* WORK TO BE COMPLETED:
Give the count of lines in the data that include "Reporte", with no other words.

━━━━━ DATA EXTRACT ━━━━━

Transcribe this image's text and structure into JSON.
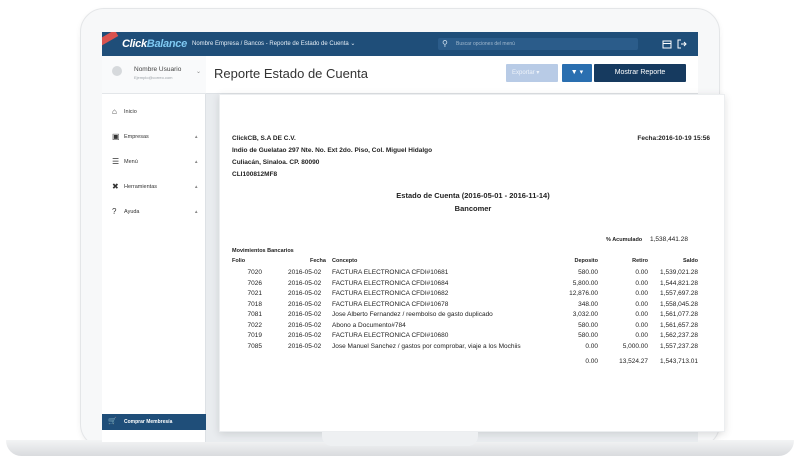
{
  "app": {
    "logo_left": "Click",
    "logo_right": "Balance",
    "breadcrumb": "Nombre Empresa / Bancos - Reporte de Estado de Cuenta ⌄",
    "search_placeholder": "Buscar opciones del menú",
    "icons": [
      "search-icon",
      "calendar-icon",
      "logout-icon"
    ],
    "accent": "#1f4e79"
  },
  "sidebar": {
    "user_name": "Nombre Usuario",
    "user_email": "Ejemplo@correo.com",
    "items": [
      {
        "label": "Inicio",
        "icon": "home-icon",
        "caret": ""
      },
      {
        "label": "Empresas",
        "icon": "briefcase-icon",
        "caret": "▲"
      },
      {
        "label": "Menú",
        "icon": "menu-icon",
        "caret": "▲"
      },
      {
        "label": "Herramientas",
        "icon": "tools-icon",
        "caret": "▲"
      },
      {
        "label": "Ayuda",
        "icon": "help-icon",
        "caret": "▲"
      }
    ],
    "buy_label": "Comprar Membresía"
  },
  "header": {
    "title": "Reporte Estado de Cuenta",
    "export_label": "Exportar ▾",
    "filter_label": "▼ ▾",
    "show_label": "Mostrar Reporte"
  },
  "report": {
    "company": "ClickCB, S.A DE C.V.",
    "address1": "Indio de Guelatao 297 Nte. No. Ext 2do. Piso, Col. Miguel Hidalgo",
    "address2": "Culiacán, Sinaloa. CP. 80090",
    "rfc": "CLI100812MF8",
    "date": "Fecha:2016-10-19 15:56",
    "statement_title": "Estado de Cuenta (2016-05-01 - 2016-11-14)",
    "bank": "Bancomer",
    "acumulado_label": "% Acumulado",
    "acumulado_value": "1,538,441.28",
    "section": "Movimientos Bancarios",
    "columns": [
      "Folio",
      "Fecha",
      "Concepto",
      "Deposito",
      "Retiro",
      "Saldo"
    ],
    "rows": [
      {
        "folio": "7020",
        "fecha": "2016-05-02",
        "concepto": "FACTURA ELECTRONICA CFDI#10681",
        "deposito": "580.00",
        "retiro": "0.00",
        "saldo": "1,539,021.28"
      },
      {
        "folio": "7026",
        "fecha": "2016-05-02",
        "concepto": "FACTURA ELECTRONICA CFDI#10684",
        "deposito": "5,800.00",
        "retiro": "0.00",
        "saldo": "1,544,821.28"
      },
      {
        "folio": "7021",
        "fecha": "2016-05-02",
        "concepto": "FACTURA ELECTRONICA CFDI#10682",
        "deposito": "12,876.00",
        "retiro": "0.00",
        "saldo": "1,557,697.28"
      },
      {
        "folio": "7018",
        "fecha": "2016-05-02",
        "concepto": "FACTURA ELECTRONICA CFDI#10678",
        "deposito": "348.00",
        "retiro": "0.00",
        "saldo": "1,558,045.28"
      },
      {
        "folio": "7081",
        "fecha": "2016-05-02",
        "concepto": "Jose Alberto Fernandez / reembolso de gasto duplicado",
        "deposito": "3,032.00",
        "retiro": "0.00",
        "saldo": "1,561,077.28"
      },
      {
        "folio": "7022",
        "fecha": "2016-05-02",
        "concepto": "Abono a Documento#784",
        "deposito": "580.00",
        "retiro": "0.00",
        "saldo": "1,561,657.28"
      },
      {
        "folio": "7019",
        "fecha": "2016-05-02",
        "concepto": "FACTURA ELECTRONICA CFDI#10680",
        "deposito": "580.00",
        "retiro": "0.00",
        "saldo": "1,562,237.28"
      },
      {
        "folio": "7085",
        "fecha": "2016-05-02",
        "concepto": "Jose Manuel Sanchez / gastos por comprobar, viaje a los Mochiis",
        "deposito": "0.00",
        "retiro": "5,000.00",
        "saldo": "1,557,237.28"
      }
    ],
    "totals": {
      "deposito": "0.00",
      "retiro": "13,524.27",
      "saldo": "1,543,713.01"
    }
  }
}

━━━━━

* SOLUTION TO THE EXERCISE:
3